(Figure contents as structured data)
####

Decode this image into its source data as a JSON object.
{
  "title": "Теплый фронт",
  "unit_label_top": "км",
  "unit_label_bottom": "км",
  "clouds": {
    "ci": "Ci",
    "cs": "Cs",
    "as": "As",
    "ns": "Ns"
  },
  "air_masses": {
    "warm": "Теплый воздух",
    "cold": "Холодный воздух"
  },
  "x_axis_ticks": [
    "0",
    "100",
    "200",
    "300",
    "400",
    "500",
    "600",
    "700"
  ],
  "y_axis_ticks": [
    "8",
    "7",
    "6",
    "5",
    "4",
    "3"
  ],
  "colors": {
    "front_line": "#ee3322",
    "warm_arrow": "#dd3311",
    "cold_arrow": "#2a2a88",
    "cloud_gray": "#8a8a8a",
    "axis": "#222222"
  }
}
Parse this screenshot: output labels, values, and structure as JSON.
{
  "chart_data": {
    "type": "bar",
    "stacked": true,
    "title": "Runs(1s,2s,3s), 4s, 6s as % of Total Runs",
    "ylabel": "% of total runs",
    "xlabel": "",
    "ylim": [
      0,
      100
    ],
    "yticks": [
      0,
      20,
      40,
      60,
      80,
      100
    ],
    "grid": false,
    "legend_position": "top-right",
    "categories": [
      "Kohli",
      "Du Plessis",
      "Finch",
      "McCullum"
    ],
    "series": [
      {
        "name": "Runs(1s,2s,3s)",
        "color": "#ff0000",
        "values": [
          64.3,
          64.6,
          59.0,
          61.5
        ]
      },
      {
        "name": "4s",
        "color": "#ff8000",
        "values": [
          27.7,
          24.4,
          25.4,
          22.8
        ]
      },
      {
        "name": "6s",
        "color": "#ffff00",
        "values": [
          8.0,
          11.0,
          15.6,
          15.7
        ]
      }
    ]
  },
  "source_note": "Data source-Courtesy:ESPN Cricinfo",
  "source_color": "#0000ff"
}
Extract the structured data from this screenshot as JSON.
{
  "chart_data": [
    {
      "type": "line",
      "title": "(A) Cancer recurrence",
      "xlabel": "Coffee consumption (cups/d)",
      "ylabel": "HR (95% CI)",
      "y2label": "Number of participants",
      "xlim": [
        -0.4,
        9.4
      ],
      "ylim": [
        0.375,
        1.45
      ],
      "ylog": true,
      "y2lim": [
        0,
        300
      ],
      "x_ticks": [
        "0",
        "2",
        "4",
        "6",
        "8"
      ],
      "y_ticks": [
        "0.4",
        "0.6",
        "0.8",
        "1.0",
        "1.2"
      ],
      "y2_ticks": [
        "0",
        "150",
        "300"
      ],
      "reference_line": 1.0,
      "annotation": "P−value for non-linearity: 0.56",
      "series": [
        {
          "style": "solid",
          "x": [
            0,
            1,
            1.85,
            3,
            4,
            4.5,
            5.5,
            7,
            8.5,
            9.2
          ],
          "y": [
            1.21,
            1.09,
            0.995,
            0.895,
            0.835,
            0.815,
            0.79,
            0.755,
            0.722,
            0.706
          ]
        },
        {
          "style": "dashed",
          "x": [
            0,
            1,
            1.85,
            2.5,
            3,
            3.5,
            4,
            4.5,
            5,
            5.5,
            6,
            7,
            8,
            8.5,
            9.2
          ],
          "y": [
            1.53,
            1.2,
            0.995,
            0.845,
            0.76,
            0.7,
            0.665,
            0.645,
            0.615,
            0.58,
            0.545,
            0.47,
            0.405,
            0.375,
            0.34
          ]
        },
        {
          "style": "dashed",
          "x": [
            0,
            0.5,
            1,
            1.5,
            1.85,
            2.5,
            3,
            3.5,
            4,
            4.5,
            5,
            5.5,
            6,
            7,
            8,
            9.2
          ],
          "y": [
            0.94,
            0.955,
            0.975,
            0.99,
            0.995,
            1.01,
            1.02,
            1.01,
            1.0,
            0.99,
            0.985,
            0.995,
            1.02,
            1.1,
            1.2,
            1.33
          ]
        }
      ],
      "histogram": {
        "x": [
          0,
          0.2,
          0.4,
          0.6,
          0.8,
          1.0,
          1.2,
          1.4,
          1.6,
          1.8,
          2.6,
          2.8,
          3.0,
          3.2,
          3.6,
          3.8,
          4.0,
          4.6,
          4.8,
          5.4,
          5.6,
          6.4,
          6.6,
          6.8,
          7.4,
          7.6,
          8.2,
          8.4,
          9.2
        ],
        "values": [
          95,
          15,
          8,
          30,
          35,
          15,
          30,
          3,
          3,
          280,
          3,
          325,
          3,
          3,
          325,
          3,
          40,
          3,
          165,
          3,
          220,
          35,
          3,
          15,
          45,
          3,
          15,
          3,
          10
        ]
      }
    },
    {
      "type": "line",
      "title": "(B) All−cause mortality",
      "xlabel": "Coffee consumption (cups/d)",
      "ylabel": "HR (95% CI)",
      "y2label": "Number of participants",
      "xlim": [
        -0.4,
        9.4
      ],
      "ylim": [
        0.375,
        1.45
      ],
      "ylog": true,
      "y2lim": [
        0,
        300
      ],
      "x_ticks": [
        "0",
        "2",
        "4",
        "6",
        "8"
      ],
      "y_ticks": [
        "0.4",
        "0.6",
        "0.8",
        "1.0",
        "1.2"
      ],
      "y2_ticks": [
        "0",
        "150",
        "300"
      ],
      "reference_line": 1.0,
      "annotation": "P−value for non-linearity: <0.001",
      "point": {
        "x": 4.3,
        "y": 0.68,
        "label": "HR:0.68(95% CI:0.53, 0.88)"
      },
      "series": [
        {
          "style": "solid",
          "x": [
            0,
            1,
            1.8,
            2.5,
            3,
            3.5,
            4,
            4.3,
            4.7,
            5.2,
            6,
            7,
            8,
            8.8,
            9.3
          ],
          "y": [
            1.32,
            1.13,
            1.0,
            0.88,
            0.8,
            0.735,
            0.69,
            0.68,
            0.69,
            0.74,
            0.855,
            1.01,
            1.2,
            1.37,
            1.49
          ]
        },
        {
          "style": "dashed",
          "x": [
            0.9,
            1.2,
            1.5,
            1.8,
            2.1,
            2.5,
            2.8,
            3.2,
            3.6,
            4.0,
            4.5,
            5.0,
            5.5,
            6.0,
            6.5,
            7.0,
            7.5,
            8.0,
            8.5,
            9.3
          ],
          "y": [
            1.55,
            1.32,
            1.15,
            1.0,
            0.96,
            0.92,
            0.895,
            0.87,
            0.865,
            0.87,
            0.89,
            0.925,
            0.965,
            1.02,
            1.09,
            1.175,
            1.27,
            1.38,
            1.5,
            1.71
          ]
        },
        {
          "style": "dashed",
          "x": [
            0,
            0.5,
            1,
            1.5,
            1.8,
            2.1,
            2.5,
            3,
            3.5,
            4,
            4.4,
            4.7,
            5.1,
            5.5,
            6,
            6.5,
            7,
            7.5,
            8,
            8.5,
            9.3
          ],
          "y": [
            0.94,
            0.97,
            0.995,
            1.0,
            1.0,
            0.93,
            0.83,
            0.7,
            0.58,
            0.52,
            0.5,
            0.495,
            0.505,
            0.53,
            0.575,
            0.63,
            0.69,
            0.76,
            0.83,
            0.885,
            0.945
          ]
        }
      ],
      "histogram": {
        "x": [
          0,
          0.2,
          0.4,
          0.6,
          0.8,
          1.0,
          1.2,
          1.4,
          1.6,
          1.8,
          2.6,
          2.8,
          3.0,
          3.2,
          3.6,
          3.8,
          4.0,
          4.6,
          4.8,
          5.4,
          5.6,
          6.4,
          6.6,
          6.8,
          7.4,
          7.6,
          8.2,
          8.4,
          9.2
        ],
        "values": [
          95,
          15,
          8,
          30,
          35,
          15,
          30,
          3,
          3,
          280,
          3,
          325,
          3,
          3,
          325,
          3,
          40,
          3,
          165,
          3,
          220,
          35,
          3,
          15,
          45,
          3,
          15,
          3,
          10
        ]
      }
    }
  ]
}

####

- _Exercise description_:
Copy out all lines from the material above that contain the string "annotation".

- _Output for this exercise_:
      "annotation": "P−value for non-linearity: 0.56",
      "annotation": "P−value for non-linearity: <0.001",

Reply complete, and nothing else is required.